Give the entries again, word for word.

---*---

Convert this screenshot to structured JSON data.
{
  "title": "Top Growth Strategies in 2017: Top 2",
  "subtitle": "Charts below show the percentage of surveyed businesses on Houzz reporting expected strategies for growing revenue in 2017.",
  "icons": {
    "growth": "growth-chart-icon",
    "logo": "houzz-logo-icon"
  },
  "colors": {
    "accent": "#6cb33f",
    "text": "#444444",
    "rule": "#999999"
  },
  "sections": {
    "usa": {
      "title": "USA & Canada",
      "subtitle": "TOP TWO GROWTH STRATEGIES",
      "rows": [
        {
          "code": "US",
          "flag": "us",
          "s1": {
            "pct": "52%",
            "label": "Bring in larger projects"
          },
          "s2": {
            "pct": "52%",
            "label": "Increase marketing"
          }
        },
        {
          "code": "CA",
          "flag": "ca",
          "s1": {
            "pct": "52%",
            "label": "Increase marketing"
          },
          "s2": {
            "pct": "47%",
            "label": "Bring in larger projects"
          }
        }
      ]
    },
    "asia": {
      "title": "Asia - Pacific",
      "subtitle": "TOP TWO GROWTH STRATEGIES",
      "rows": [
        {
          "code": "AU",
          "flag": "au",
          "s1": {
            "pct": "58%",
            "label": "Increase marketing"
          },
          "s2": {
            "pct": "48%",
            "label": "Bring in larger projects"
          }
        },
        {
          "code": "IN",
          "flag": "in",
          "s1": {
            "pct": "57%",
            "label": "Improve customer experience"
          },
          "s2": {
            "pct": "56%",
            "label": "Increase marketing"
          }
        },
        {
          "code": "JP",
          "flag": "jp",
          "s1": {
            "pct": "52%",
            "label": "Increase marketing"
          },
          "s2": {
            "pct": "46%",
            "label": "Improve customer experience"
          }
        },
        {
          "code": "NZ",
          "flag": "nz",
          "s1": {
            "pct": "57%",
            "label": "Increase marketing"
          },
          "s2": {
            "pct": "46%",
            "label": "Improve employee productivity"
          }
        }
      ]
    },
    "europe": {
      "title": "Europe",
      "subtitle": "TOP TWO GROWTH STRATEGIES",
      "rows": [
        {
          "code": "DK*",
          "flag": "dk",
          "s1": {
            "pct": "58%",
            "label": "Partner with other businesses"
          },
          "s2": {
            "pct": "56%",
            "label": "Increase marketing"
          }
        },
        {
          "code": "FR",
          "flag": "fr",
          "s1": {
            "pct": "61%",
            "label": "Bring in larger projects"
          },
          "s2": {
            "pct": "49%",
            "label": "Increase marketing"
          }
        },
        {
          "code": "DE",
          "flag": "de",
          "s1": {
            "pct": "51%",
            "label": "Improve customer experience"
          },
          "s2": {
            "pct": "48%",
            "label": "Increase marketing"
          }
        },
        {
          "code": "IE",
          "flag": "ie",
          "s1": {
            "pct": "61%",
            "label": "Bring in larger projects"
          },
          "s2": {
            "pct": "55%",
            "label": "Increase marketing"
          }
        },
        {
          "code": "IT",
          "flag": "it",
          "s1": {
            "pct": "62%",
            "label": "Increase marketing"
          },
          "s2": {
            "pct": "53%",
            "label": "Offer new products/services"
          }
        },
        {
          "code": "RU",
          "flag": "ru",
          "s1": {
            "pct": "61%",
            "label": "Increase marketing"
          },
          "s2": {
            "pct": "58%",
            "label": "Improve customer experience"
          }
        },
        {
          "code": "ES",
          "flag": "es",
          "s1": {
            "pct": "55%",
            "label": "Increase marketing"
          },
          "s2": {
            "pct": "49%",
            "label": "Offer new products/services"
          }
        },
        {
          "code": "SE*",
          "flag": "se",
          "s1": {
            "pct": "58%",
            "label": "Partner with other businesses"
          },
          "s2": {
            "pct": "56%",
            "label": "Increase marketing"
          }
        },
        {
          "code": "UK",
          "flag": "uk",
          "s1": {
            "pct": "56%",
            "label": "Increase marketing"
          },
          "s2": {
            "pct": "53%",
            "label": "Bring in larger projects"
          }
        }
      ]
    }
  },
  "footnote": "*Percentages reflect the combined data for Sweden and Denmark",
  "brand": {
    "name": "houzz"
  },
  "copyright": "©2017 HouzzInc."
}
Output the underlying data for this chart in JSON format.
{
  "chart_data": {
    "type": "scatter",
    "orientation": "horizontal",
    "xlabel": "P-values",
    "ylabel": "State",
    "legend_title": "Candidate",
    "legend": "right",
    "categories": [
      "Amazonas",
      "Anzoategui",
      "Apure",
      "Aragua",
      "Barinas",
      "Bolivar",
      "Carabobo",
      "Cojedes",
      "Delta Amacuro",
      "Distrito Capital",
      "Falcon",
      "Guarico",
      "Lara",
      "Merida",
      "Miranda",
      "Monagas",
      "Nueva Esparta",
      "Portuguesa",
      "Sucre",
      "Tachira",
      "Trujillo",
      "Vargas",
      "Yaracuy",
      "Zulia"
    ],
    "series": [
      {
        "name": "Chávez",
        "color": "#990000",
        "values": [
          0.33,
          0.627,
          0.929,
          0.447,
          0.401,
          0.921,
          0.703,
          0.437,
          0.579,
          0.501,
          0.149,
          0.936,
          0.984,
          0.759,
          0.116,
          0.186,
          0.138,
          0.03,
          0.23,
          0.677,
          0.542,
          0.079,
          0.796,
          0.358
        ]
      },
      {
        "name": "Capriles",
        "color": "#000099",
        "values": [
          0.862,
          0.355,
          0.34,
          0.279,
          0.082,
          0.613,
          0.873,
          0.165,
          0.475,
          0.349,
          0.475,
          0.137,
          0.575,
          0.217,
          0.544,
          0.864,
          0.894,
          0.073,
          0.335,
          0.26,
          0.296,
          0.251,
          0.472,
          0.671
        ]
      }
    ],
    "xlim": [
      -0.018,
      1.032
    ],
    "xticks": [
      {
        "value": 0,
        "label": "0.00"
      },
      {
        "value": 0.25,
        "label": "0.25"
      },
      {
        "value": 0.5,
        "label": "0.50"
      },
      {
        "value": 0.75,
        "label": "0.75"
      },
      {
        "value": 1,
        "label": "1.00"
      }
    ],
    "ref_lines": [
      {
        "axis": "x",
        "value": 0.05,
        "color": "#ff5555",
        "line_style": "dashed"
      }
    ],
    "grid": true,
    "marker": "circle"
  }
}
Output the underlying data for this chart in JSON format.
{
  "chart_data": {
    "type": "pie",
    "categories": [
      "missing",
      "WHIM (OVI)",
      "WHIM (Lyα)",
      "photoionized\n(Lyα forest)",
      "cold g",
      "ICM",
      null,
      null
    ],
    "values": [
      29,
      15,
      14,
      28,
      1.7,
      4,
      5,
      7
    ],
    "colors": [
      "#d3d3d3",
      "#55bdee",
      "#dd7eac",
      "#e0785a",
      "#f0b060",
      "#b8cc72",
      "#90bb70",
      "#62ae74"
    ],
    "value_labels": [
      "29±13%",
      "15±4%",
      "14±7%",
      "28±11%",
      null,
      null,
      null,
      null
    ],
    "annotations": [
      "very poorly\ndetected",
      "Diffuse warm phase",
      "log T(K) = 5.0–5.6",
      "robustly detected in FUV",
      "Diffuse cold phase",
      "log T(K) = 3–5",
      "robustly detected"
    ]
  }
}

---*---

* OUTPUT BELOW:
Convert this screenshot to structured JSON data.
{
  "title": "Top Growth Strategies in 2017: Top 2",
  "subtitle": "Charts below show the percentage of surveyed businesses on Houzz reporting expected strategies for growing revenue in 2017.",
  "icons": {
    "growth": "growth-chart-icon",
    "logo": "houzz-logo-icon"
  },
  "colors": {
    "accent": "#6cb33f",
    "text": "#444444",
    "rule": "#999999"
  },
  "sections": {
    "usa": {
      "title": "USA & Canada",
      "subtitle": "TOP TWO GROWTH STRATEGIES",
      "rows": [
        {
          "code": "US",
          "flag": "us",
          "s1": {
            "pct": "52%",
            "label": "Bring in larger projects"
          },
          "s2": {
            "pct": "52%",
            "label": "Increase marketing"
          }
        },
        {
          "code": "CA",
          "flag": "ca",
          "s1": {
            "pct": "52%",
            "label": "Increase marketing"
          },
          "s2": {
            "pct": "47%",
            "label": "Bring in larger projects"
          }
        }
      ]
    },
    "asia": {
      "title": "Asia - Pacific",
      "subtitle": "TOP TWO GROWTH STRATEGIES",
      "rows": [
        {
          "code": "AU",
          "flag": "au",
          "s1": {
            "pct": "58%",
            "label": "Increase marketing"
          },
          "s2": {
            "pct": "48%",
            "label": "Bring in larger projects"
          }
        },
        {
          "code": "IN",
          "flag": "in",
          "s1": {
            "pct": "57%",
            "label": "Improve customer experience"
          },
          "s2": {
            "pct": "56%",
            "label": "Increase marketing"
          }
        },
        {
          "code": "JP",
          "flag": "jp",
          "s1": {
            "pct": "52%",
            "label": "Increase marketing"
          },
          "s2": {
            "pct": "46%",
            "label": "Improve customer experience"
          }
        },
        {
          "code": "NZ",
          "flag": "nz",
          "s1": {
            "pct": "57%",
            "label": "Increase marketing"
          },
          "s2": {
            "pct": "46%",
            "label": "Improve employee productivity"
          }
        }
      ]
    },
    "europe": {
      "title": "Europe",
      "subtitle": "TOP TWO GROWTH STRATEGIES",
      "rows": [
        {
          "code": "DK*",
          "flag": "dk",
          "s1": {
            "pct": "58%",
            "label": "Partner with other businesses"
          },
          "s2": {
            "pct": "56%",
            "label": "Increase marketing"
          }
        },
        {
          "code": "FR",
          "flag": "fr",
          "s1": {
            "pct": "61%",
            "label": "Bring in larger projects"
          },
          "s2": {
            "pct": "49%",
            "label": "Increase marketing"
          }
        },
        {
          "code": "DE",
          "flag": "de",
          "s1": {
            "pct": "51%",
            "label": "Improve customer experience"
          },
          "s2": {
            "pct": "48%",
            "label": "Increase marketing"
          }
        },
        {
          "code": "IE",
          "flag": "ie",
          "s1": {
            "pct": "61%",
            "label": "Bring in larger projects"
          },
          "s2": {
            "pct": "55%",
            "label": "Increase marketing"
          }
        },
        {
          "code": "IT",
          "flag": "it",
          "s1": {
            "pct": "62%",
            "label": "Increase marketing"
          },
          "s2": {
            "pct": "53%",
            "label": "Offer new products/services"
          }
        },
        {
          "code": "RU",
          "flag": "ru",
          "s1": {
            "pct": "61%",
            "label": "Increase marketing"
          },
          "s2": {
            "pct": "58%",
            "label": "Improve customer experience"
          }
        },
        {
          "code": "ES",
          "flag": "es",
          "s1": {
            "pct": "55%",
            "label": "Increase marketing"
          },
          "s2": {
            "pct": "49%",
            "label": "Offer new products/services"
          }
        },
        {
          "code": "SE*",
          "flag": "se",
          "s1": {
            "pct": "58%",
            "label": "Partner with other businesses"
          },
          "s2": {
            "pct": "56%",
            "label": "Increase marketing"
          }
        },
        {
          "code": "UK",
          "flag": "uk",
          "s1": {
            "pct": "56%",
            "label": "Increase marketing"
          },
          "s2": {
            "pct": "53%",
            "label": "Bring in larger projects"
          }
        }
      ]
    }
  },
  "footnote": "*Percentages reflect the combined data for Sweden and Denmark",
  "brand": {
    "name": "houzz"
  },
  "copyright": "©2017 HouzzInc."
}
Output the underlying data for this chart in JSON format.
{
  "chart_data": {
    "type": "scatter",
    "orientation": "horizontal",
    "xlabel": "P-values",
    "ylabel": "State",
    "legend_title": "Candidate",
    "legend": "right",
    "categories": [
      "Amazonas",
      "Anzoategui",
      "Apure",
      "Aragua",
      "Barinas",
      "Bolivar",
      "Carabobo",
      "Cojedes",
      "Delta Amacuro",
      "Distrito Capital",
      "Falcon",
      "Guarico",
      "Lara",
      "Merida",
      "Miranda",
      "Monagas",
      "Nueva Esparta",
      "Portuguesa",
      "Sucre",
      "Tachira",
      "Trujillo",
      "Vargas",
      "Yaracuy",
      "Zulia"
    ],
    "series": [
      {
        "name": "Chávez",
        "color": "#990000",
        "values": [
          0.33,
          0.627,
          0.929,
          0.447,
          0.401,
          0.921,
          0.703,
          0.437,
          0.579,
          0.501,
          0.149,
          0.936,
          0.984,
          0.759,
          0.116,
          0.186,
          0.138,
          0.03,
          0.23,
          0.677,
          0.542,
          0.079,
          0.796,
          0.358
        ]
      },
      {
        "name": "Capriles",
        "color": "#000099",
        "values": [
          0.862,
          0.355,
          0.34,
          0.279,
          0.082,
          0.613,
          0.873,
          0.165,
          0.475,
          0.349,
          0.475,
          0.137,
          0.575,
          0.217,
          0.544,
          0.864,
          0.894,
          0.073,
          0.335,
          0.26,
          0.296,
          0.251,
          0.472,
          0.671
        ]
      }
    ],
    "xlim": [
      -0.018,
      1.032
    ],
    "xticks": [
      {
        "value": 0,
        "label": "0.00"
      },
      {
        "value": 0.25,
        "label": "0.25"
      },
      {
        "value": 0.5,
        "label": "0.50"
      },
      {
        "value": 0.75,
        "label": "0.75"
      },
      {
        "value": 1,
        "label": "1.00"
      }
    ],
    "ref_lines": [
      {
        "axis": "x",
        "value": 0.05,
        "color": "#ff5555",
        "line_style": "dashed"
      }
    ],
    "grid": true,
    "marker": "circle"
  }
}
Output the underlying data for this chart in JSON format.
{
  "chart_data": {
    "type": "pie",
    "categories": [
      "missing",
      "WHIM (OVI)",
      "WHIM (Lyα)",
      "photoionized\n(Lyα forest)",
      "cold g",
      "ICM",
      null,
      null
    ],
    "values": [
      29,
      15,
      14,
      28,
      1.7,
      4,
      5,
      7
    ],
    "colors": [
      "#d3d3d3",
      "#55bdee",
      "#dd7eac",
      "#e0785a",
      "#f0b060",
      "#b8cc72",
      "#90bb70",
      "#62ae74"
    ],
    "value_labels": [
      "29±13%",
      "15±4%",
      "14±7%",
      "28±11%",
      null,
      null,
      null,
      null
    ],
    "annotations": [
      "very poorly\ndetected",
      "Diffuse warm phase",
      "log T(K) = 5.0–5.6",
      "robustly detected in FUV",
      "Diffuse cold phase",
      "log T(K) = 3–5",
      "robustly detected"
    ]
  }
}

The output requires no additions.